== The problem ==
Report how many lines in the records hold the string "Internet"; give the number and nothing else.

== Dataset content ==
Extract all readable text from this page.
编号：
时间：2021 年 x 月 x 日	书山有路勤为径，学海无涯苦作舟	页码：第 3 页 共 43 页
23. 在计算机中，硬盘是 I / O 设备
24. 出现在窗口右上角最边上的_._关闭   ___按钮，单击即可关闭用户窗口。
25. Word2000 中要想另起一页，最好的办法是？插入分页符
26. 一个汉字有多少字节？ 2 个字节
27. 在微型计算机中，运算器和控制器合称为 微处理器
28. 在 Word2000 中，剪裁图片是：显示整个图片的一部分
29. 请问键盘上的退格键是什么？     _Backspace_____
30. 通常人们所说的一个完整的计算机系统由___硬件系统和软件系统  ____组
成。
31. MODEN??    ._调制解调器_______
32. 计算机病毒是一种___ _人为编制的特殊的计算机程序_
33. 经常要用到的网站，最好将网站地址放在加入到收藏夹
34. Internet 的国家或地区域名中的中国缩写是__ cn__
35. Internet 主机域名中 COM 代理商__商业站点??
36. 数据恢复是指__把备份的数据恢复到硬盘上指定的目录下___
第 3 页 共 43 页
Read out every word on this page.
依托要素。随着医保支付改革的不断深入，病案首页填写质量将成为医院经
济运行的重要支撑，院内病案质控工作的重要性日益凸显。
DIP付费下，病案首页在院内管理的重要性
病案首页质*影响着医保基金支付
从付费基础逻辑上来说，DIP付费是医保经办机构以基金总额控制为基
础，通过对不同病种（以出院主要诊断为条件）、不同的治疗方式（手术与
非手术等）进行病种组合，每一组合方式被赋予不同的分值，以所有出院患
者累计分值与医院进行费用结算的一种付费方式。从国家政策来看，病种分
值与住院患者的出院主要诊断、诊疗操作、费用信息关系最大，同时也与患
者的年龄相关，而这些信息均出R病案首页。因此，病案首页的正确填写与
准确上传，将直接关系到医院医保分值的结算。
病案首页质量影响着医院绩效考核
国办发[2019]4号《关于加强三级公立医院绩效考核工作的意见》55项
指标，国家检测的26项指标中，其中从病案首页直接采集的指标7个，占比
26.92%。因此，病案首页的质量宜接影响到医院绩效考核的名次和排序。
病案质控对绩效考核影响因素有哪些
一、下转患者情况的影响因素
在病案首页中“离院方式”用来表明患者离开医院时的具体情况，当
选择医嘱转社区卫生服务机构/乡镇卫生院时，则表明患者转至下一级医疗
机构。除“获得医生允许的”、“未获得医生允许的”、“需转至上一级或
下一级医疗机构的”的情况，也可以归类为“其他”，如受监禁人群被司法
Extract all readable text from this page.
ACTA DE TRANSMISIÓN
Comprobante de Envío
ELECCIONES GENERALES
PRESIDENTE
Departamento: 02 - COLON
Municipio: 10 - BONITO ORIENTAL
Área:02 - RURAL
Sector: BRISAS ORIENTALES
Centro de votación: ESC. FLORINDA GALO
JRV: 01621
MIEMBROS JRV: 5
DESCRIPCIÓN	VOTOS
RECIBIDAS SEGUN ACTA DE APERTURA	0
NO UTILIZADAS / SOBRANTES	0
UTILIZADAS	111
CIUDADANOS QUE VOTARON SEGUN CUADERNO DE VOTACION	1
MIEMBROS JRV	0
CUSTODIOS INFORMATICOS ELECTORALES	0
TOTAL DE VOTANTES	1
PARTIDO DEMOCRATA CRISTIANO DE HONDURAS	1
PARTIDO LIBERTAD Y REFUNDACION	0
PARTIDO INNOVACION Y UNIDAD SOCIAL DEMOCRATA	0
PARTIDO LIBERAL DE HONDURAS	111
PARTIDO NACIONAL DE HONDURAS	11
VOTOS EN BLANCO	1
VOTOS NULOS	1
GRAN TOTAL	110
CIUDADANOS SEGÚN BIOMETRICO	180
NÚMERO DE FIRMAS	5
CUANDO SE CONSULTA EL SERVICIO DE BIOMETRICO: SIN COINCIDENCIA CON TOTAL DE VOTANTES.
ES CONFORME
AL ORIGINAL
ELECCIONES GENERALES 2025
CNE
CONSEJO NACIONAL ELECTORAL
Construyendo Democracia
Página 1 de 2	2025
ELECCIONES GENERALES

== Solved exercise ==
2